Dataset records:
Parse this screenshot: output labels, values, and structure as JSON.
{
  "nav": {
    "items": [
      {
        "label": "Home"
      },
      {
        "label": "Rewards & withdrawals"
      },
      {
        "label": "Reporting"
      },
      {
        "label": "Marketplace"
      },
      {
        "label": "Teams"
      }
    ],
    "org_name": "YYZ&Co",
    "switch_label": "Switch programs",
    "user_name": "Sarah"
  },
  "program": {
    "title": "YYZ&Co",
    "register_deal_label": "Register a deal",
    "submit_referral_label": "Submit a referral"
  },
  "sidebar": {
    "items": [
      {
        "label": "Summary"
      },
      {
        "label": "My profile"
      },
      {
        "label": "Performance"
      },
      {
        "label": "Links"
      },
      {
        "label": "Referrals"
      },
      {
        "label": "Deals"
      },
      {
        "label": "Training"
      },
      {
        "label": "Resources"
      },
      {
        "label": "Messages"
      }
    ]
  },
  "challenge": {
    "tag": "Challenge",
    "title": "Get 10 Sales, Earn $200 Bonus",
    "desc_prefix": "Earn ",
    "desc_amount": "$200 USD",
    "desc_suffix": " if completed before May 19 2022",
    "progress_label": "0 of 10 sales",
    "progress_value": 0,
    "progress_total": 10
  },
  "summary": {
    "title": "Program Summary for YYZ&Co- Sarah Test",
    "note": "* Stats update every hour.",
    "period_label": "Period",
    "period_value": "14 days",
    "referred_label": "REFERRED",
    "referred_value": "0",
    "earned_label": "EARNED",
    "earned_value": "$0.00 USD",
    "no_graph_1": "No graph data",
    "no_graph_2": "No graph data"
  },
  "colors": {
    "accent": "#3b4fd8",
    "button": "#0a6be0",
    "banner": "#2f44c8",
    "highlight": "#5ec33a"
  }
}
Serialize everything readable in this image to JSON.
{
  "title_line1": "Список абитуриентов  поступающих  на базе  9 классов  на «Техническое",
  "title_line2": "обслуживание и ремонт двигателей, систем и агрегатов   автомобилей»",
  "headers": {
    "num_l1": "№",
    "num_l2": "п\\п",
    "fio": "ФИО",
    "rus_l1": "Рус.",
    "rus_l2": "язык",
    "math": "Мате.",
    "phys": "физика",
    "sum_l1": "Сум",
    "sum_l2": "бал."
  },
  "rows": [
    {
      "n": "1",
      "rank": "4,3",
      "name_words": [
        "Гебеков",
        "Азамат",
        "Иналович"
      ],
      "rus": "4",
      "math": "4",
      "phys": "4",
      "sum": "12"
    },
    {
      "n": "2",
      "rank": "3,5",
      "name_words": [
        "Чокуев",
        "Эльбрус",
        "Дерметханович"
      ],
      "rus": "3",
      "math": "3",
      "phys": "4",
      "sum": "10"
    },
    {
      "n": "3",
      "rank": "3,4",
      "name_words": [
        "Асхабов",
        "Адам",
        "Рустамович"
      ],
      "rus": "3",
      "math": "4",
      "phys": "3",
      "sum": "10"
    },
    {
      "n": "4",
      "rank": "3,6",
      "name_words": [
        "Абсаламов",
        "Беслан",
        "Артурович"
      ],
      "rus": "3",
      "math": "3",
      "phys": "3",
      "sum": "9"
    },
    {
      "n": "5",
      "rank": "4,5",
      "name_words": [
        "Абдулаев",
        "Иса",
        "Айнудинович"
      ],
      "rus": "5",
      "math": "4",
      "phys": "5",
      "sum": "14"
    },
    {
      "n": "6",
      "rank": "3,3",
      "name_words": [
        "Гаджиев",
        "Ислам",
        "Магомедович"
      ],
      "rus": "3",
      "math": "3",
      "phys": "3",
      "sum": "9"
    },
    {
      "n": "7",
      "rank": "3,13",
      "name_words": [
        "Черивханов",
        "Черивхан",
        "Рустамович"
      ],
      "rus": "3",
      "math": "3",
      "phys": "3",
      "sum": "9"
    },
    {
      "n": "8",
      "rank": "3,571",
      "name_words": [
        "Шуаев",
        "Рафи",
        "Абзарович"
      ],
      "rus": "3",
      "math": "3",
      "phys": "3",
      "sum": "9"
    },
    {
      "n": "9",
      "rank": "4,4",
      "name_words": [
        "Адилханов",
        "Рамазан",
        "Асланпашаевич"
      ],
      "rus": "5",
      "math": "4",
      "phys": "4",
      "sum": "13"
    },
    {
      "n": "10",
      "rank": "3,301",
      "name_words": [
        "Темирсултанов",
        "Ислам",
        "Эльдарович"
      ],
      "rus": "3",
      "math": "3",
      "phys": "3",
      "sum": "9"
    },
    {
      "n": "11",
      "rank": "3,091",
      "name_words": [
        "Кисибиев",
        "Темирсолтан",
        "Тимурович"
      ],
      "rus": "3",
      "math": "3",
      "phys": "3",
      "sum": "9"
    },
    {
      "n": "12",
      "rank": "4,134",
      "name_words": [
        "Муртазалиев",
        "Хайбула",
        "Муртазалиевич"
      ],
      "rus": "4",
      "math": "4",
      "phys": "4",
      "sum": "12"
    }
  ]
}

» **JOB**: All of the records must be repeated exactly.

» **WRITTEN RESPONSE**:
Parse this screenshot: output labels, values, and structure as JSON.
{
  "nav": {
    "items": [
      {
        "label": "Home"
      },
      {
        "label": "Rewards & withdrawals"
      },
      {
        "label": "Reporting"
      },
      {
        "label": "Marketplace"
      },
      {
        "label": "Teams"
      }
    ],
    "org_name": "YYZ&Co",
    "switch_label": "Switch programs",
    "user_name": "Sarah"
  },
  "program": {
    "title": "YYZ&Co",
    "register_deal_label": "Register a deal",
    "submit_referral_label": "Submit a referral"
  },
  "sidebar": {
    "items": [
      {
        "label": "Summary"
      },
      {
        "label": "My profile"
      },
      {
        "label": "Performance"
      },
      {
        "label": "Links"
      },
      {
        "label": "Referrals"
      },
      {
        "label": "Deals"
      },
      {
        "label": "Training"
      },
      {
        "label": "Resources"
      },
      {
        "label": "Messages"
      }
    ]
  },
  "challenge": {
    "tag": "Challenge",
    "title": "Get 10 Sales, Earn $200 Bonus",
    "desc_prefix": "Earn ",
    "desc_amount": "$200 USD",
    "desc_suffix": " if completed before May 19 2022",
    "progress_label": "0 of 10 sales",
    "progress_value": 0,
    "progress_total": 10
  },
  "summary": {
    "title": "Program Summary for YYZ&Co- Sarah Test",
    "note": "* Stats update every hour.",
    "period_label": "Period",
    "period_value": "14 days",
    "referred_label": "REFERRED",
    "referred_value": "0",
    "earned_label": "EARNED",
    "earned_value": "$0.00 USD",
    "no_graph_1": "No graph data",
    "no_graph_2": "No graph data"
  },
  "colors": {
    "accent": "#3b4fd8",
    "button": "#0a6be0",
    "banner": "#2f44c8",
    "highlight": "#5ec33a"
  }
}
Serialize everything readable in this image to JSON.
{
  "title_line1": "Список абитуриентов  поступающих  на базе  9 классов  на «Техническое",
  "title_line2": "обслуживание и ремонт двигателей, систем и агрегатов   автомобилей»",
  "headers": {
    "num_l1": "№",
    "num_l2": "п\\п",
    "fio": "ФИО",
    "rus_l1": "Рус.",
    "rus_l2": "язык",
    "math": "Мате.",
    "phys": "физика",
    "sum_l1": "Сум",
    "sum_l2": "бал."
  },
  "rows": [
    {
      "n": "1",
      "rank": "4,3",
      "name_words": [
        "Гебеков",
        "Азамат",
        "Иналович"
      ],
      "rus": "4",
      "math": "4",
      "phys": "4",
      "sum": "12"
    },
    {
      "n": "2",
      "rank": "3,5",
      "name_words": [
        "Чокуев",
        "Эльбрус",
        "Дерметханович"
      ],
      "rus": "3",
      "math": "3",
      "phys": "4",
      "sum": "10"
    },
    {
      "n": "3",
      "rank": "3,4",
      "name_words": [
        "Асхабов",
        "Адам",
        "Рустамович"
      ],
      "rus": "3",
      "math": "4",
      "phys": "3",
      "sum": "10"
    },
    {
      "n": "4",
      "rank": "3,6",
      "name_words": [
        "Абсаламов",
        "Беслан",
        "Артурович"
      ],
      "rus": "3",
      "math": "3",
      "phys": "3",
      "sum": "9"
    },
    {
      "n": "5",
      "rank": "4,5",
      "name_words": [
        "Абдулаев",
        "Иса",
        "Айнудинович"
      ],
      "rus": "5",
      "math": "4",
      "phys": "5",
      "sum": "14"
    },
    {
      "n": "6",
      "rank": "3,3",
      "name_words": [
        "Гаджиев",
        "Ислам",
        "Магомедович"
      ],
      "rus": "3",
      "math": "3",
      "phys": "3",
      "sum": "9"
    },
    {
      "n": "7",
      "rank": "3,13",
      "name_words": [
        "Черивханов",
        "Черивхан",
        "Рустамович"
      ],
      "rus": "3",
      "math": "3",
      "phys": "3",
      "sum": "9"
    },
    {
      "n": "8",
      "rank": "3,571",
      "name_words": [
        "Шуаев",
        "Рафи",
        "Абзарович"
      ],
      "rus": "3",
      "math": "3",
      "phys": "3",
      "sum": "9"
    },
    {
      "n": "9",
      "rank": "4,4",
      "name_words": [
        "Адилханов",
        "Рамазан",
        "Асланпашаевич"
      ],
      "rus": "5",
      "math": "4",
      "phys": "4",
      "sum": "13"
    },
    {
      "n": "10",
      "rank": "3,301",
      "name_words": [
        "Темирсултанов",
        "Ислам",
        "Эльдарович"
      ],
      "rus": "3",
      "math": "3",
      "phys": "3",
      "sum": "9"
    },
    {
      "n": "11",
      "rank": "3,091",
      "name_words": [
        "Кисибиев",
        "Темирсолтан",
        "Тимурович"
      ],
      "rus": "3",
      "math": "3",
      "phys": "3",
      "sum": "9"
    },
    {
      "n": "12",
      "rank": "4,134",
      "name_words": [
        "Муртазалиев",
        "Хайбула",
        "Муртазалиевич"
      ],
      "rus": "4",
      "math": "4",
      "phys": "4",
      "sum": "12"
    }
  ]
}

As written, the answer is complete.